EXERCISE AIM:
Each entry below should be reproduced character for character.

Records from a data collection
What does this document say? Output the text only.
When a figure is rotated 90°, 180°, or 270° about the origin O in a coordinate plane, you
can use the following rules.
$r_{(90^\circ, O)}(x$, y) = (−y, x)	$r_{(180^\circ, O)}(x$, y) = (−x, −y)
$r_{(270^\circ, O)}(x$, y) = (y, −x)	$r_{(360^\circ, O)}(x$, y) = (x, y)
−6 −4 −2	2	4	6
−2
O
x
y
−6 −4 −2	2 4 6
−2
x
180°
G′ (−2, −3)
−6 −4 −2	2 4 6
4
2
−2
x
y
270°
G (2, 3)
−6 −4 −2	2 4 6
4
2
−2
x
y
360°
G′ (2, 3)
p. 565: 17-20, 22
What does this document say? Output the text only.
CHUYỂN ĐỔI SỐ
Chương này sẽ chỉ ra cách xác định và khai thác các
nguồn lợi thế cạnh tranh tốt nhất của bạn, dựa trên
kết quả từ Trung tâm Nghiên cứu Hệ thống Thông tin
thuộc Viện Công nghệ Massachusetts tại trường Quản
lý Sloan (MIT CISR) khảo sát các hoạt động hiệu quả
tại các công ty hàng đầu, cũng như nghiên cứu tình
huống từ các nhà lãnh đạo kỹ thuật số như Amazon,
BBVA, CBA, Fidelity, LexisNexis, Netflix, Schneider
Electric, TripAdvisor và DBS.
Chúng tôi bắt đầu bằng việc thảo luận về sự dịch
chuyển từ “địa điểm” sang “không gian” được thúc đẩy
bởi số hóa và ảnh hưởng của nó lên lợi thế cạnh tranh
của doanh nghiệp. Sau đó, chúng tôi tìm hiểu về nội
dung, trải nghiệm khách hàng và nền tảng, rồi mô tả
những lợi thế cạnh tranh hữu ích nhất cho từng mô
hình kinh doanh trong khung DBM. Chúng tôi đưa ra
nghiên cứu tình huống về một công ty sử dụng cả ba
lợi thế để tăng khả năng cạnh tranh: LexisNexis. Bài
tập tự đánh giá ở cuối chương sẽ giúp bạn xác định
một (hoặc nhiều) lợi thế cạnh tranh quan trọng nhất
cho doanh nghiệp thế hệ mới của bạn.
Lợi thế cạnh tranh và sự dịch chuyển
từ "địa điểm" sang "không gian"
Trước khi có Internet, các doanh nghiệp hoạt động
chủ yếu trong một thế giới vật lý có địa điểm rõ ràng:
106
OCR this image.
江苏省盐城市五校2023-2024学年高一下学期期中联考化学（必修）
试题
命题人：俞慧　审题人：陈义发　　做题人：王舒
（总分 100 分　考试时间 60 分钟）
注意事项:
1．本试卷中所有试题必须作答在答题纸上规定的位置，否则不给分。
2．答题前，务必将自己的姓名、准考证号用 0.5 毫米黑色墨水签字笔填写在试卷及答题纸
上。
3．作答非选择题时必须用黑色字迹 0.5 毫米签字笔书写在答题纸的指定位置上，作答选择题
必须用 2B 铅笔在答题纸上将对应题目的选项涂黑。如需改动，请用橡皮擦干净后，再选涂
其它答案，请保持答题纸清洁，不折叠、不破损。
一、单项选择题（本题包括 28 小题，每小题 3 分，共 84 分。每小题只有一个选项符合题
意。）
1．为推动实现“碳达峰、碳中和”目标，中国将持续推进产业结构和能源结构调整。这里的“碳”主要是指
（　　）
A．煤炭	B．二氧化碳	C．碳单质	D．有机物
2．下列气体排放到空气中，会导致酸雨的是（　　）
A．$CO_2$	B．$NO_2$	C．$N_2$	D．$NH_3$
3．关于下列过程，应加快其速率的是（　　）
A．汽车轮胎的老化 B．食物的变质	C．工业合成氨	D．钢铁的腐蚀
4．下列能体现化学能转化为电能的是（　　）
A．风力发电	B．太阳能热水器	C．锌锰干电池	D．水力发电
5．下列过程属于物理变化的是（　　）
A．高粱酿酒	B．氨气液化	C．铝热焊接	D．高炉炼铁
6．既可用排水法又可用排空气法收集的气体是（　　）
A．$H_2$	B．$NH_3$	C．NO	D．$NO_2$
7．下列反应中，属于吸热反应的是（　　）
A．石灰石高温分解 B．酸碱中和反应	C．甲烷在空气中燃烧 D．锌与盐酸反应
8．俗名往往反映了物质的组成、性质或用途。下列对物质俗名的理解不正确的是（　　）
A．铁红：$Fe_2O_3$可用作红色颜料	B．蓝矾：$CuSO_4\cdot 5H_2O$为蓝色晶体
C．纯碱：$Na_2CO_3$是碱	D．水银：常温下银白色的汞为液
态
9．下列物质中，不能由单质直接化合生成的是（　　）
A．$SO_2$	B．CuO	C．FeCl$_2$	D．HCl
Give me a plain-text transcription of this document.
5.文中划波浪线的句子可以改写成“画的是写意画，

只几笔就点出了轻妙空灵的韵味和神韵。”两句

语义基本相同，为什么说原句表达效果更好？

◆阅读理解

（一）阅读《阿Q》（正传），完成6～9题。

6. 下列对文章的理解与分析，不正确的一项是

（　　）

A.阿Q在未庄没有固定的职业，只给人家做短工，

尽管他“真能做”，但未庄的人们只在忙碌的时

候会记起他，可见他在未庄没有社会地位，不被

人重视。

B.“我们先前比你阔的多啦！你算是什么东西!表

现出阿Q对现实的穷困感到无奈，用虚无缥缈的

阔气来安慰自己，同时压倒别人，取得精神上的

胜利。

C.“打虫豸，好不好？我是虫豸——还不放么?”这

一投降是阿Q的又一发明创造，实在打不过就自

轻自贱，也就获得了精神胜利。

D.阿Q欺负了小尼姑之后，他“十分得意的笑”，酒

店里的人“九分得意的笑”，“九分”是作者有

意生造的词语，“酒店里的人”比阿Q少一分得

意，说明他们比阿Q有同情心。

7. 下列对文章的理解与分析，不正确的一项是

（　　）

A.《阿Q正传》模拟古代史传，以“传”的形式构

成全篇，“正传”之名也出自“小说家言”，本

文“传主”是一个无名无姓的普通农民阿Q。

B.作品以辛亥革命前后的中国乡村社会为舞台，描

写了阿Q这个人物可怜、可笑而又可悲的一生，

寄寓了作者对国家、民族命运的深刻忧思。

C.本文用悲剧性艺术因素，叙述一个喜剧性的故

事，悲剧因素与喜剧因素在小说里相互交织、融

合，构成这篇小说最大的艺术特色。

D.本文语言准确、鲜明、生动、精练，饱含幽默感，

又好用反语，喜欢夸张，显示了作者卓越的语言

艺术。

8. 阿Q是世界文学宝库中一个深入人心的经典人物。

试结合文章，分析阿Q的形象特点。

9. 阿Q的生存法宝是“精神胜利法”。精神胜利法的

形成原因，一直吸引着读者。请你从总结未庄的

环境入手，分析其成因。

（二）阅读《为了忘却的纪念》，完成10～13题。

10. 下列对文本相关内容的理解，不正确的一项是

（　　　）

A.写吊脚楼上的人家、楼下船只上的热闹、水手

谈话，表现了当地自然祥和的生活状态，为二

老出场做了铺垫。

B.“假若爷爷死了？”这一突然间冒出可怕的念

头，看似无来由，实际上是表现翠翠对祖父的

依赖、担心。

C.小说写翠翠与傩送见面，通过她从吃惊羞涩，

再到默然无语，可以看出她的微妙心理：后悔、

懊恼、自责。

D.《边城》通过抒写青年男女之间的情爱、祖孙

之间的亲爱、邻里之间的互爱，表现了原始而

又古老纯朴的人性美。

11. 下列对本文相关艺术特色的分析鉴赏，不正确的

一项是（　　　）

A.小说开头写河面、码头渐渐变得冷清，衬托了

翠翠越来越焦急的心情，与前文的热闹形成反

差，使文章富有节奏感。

REPLY:
What does this document say? Output the text only.
When a figure is rotated 90°, 180°, or 270° about the origin O in a coordinate plane, you
can use the following rules.
$r_{(90^\circ, O)}(x$, y) = (−y, x)	$r_{(180^\circ, O)}(x$, y) = (−x, −y)
$r_{(270^\circ, O)}(x$, y) = (y, −x)	$r_{(360^\circ, O)}(x$, y) = (x, y)
−6 −4 −2	2	4	6
−2
O
x
y
−6 −4 −2	2 4 6
−2
x
180°
G′ (−2, −3)
−6 −4 −2	2 4 6
4
2
−2
x
y
270°
G (2, 3)
−6 −4 −2	2 4 6
4
2
−2
x
y
360°
G′ (2, 3)
p. 565: 17-20, 22
What does this document say? Output the text only.
CHUYỂN ĐỔI SỐ
Chương này sẽ chỉ ra cách xác định và khai thác các
nguồn lợi thế cạnh tranh tốt nhất của bạn, dựa trên
kết quả từ Trung tâm Nghiên cứu Hệ thống Thông tin
thuộc Viện Công nghệ Massachusetts tại trường Quản
lý Sloan (MIT CISR) khảo sát các hoạt động hiệu quả
tại các công ty hàng đầu, cũng như nghiên cứu tình
huống từ các nhà lãnh đạo kỹ thuật số như Amazon,
BBVA, CBA, Fidelity, LexisNexis, Netflix, Schneider
Electric, TripAdvisor và DBS.
Chúng tôi bắt đầu bằng việc thảo luận về sự dịch
chuyển từ “địa điểm” sang “không gian” được thúc đẩy
bởi số hóa và ảnh hưởng của nó lên lợi thế cạnh tranh
của doanh nghiệp. Sau đó, chúng tôi tìm hiểu về nội
dung, trải nghiệm khách hàng và nền tảng, rồi mô tả
những lợi thế cạnh tranh hữu ích nhất cho từng mô
hình kinh doanh trong khung DBM. Chúng tôi đưa ra
nghiên cứu tình huống về một công ty sử dụng cả ba
lợi thế để tăng khả năng cạnh tranh: LexisNexis. Bài
tập tự đánh giá ở cuối chương sẽ giúp bạn xác định
một (hoặc nhiều) lợi thế cạnh tranh quan trọng nhất
cho doanh nghiệp thế hệ mới của bạn.
Lợi thế cạnh tranh và sự dịch chuyển
từ "địa điểm" sang "không gian"
Trước khi có Internet, các doanh nghiệp hoạt động
chủ yếu trong một thế giới vật lý có địa điểm rõ ràng:
106
OCR this image.
江苏省盐城市五校2023-2024学年高一下学期期中联考化学（必修）
试题
命题人：俞慧　审题人：陈义发　　做题人：王舒
（总分 100 分　考试时间 60 分钟）
注意事项:
1．本试卷中所有试题必须作答在答题纸上规定的位置，否则不给分。
2．答题前，务必将自己的姓名、准考证号用 0.5 毫米黑色墨水签字笔填写在试卷及答题纸
上。
3．作答非选择题时必须用黑色字迹 0.5 毫米签字笔书写在答题纸的指定位置上，作答选择题
必须用 2B 铅笔在答题纸上将对应题目的选项涂黑。如需改动，请用橡皮擦干净后，再选涂
其它答案，请保持答题纸清洁，不折叠、不破损。
一、单项选择题（本题包括 28 小题，每小题 3 分，共 84 分。每小题只有一个选项符合题
意。）
1．为推动实现“碳达峰、碳中和”目标，中国将持续推进产业结构和能源结构调整。这里的“碳”主要是指
（　　）
A．煤炭	B．二氧化碳	C．碳单质	D．有机物
2．下列气体排放到空气中，会导致酸雨的是（　　）
A．$CO_2$	B．$NO_2$	C．$N_2$	D．$NH_3$
3．关于下列过程，应加快其速率的是（　　）
A．汽车轮胎的老化 B．食物的变质	C．工业合成氨	D．钢铁的腐蚀
4．下列能体现化学能转化为电能的是（　　）
A．风力发电	B．太阳能热水器	C．锌锰干电池	D．水力发电
5．下列过程属于物理变化的是（　　）
A．高粱酿酒	B．氨气液化	C．铝热焊接	D．高炉炼铁
6．既可用排水法又可用排空气法收集的气体是（　　）
A．$H_2$	B．$NH_3$	C．NO	D．$NO_2$
7．下列反应中，属于吸热反应的是（　　）
A．石灰石高温分解 B．酸碱中和反应	C．甲烷在空气中燃烧 D．锌与盐酸反应
8．俗名往往反映了物质的组成、性质或用途。下列对物质俗名的理解不正确的是（　　）
A．铁红：$Fe_2O_3$可用作红色颜料	B．蓝矾：$CuSO_4\cdot 5H_2O$为蓝色晶体
C．纯碱：$Na_2CO_3$是碱	D．水银：常温下银白色的汞为液
态
9．下列物质中，不能由单质直接化合生成的是（　　）
A．$SO_2$	B．CuO	C．FeCl$_2$	D．HCl
Give me a plain-text transcription of this document.
5.文中划波浪线的句子可以改写成“画的是写意画，

只几笔就点出了轻妙空灵的韵味和神韵。”两句

语义基本相同，为什么说原句表达效果更好？

◆阅读理解

（一）阅读《阿Q》（正传），完成6～9题。

6. 下列对文章的理解与分析，不正确的一项是

（　　）

A.阿Q在未庄没有固定的职业，只给人家做短工，

尽管他“真能做”，但未庄的人们只在忙碌的时

候会记起他，可见他在未庄没有社会地位，不被

人重视。

B.“我们先前比你阔的多啦！你算是什么东西!表

现出阿Q对现实的穷困感到无奈，用虚无缥缈的

阔气来安慰自己，同时压倒别人，取得精神上的

胜利。

C.“打虫豸，好不好？我是虫豸——还不放么?”这

一投降是阿Q的又一发明创造，实在打不过就自

轻自贱，也就获得了精神胜利。

D.阿Q欺负了小尼姑之后，他“十分得意的笑”，酒

店里的人“九分得意的笑”，“九分”是作者有

意生造的词语，“酒店里的人”比阿Q少一分得

意，说明他们比阿Q有同情心。

7. 下列对文章的理解与分析，不正确的一项是

（　　）

A.《阿Q正传》模拟古代史传，以“传”的形式构

成全篇，“正传”之名也出自“小说家言”，本

文“传主”是一个无名无姓的普通农民阿Q。

B.作品以辛亥革命前后的中国乡村社会为舞台，描

写了阿Q这个人物可怜、可笑而又可悲的一生，

寄寓了作者对国家、民族命运的深刻忧思。

C.本文用悲剧性艺术因素，叙述一个喜剧性的故

事，悲剧因素与喜剧因素在小说里相互交织、融

合，构成这篇小说最大的艺术特色。

D.本文语言准确、鲜明、生动、精练，饱含幽默感，

又好用反语，喜欢夸张，显示了作者卓越的语言

艺术。

8. 阿Q是世界文学宝库中一个深入人心的经典人物。

试结合文章，分析阿Q的形象特点。

9. 阿Q的生存法宝是“精神胜利法”。精神胜利法的

形成原因，一直吸引着读者。请你从总结未庄的

环境入手，分析其成因。

（二）阅读《为了忘却的纪念》，完成10～13题。

10. 下列对文本相关内容的理解，不正确的一项是

（　　　）

A.写吊脚楼上的人家、楼下船只上的热闹、水手

谈话，表现了当地自然祥和的生活状态，为二

老出场做了铺垫。

B.“假若爷爷死了？”这一突然间冒出可怕的念

头，看似无来由，实际上是表现翠翠对祖父的

依赖、担心。

C.小说写翠翠与傩送见面，通过她从吃惊羞涩，

再到默然无语，可以看出她的微妙心理：后悔、

懊恼、自责。

D.《边城》通过抒写青年男女之间的情爱、祖孙

之间的亲爱、邻里之间的互爱，表现了原始而

又古老纯朴的人性美。

11. 下列对本文相关艺术特色的分析鉴赏，不正确的

一项是（　　　）

A.小说开头写河面、码头渐渐变得冷清，衬托了

翠翠越来越焦急的心情，与前文的热闹形成反

差，使文章富有节奏感。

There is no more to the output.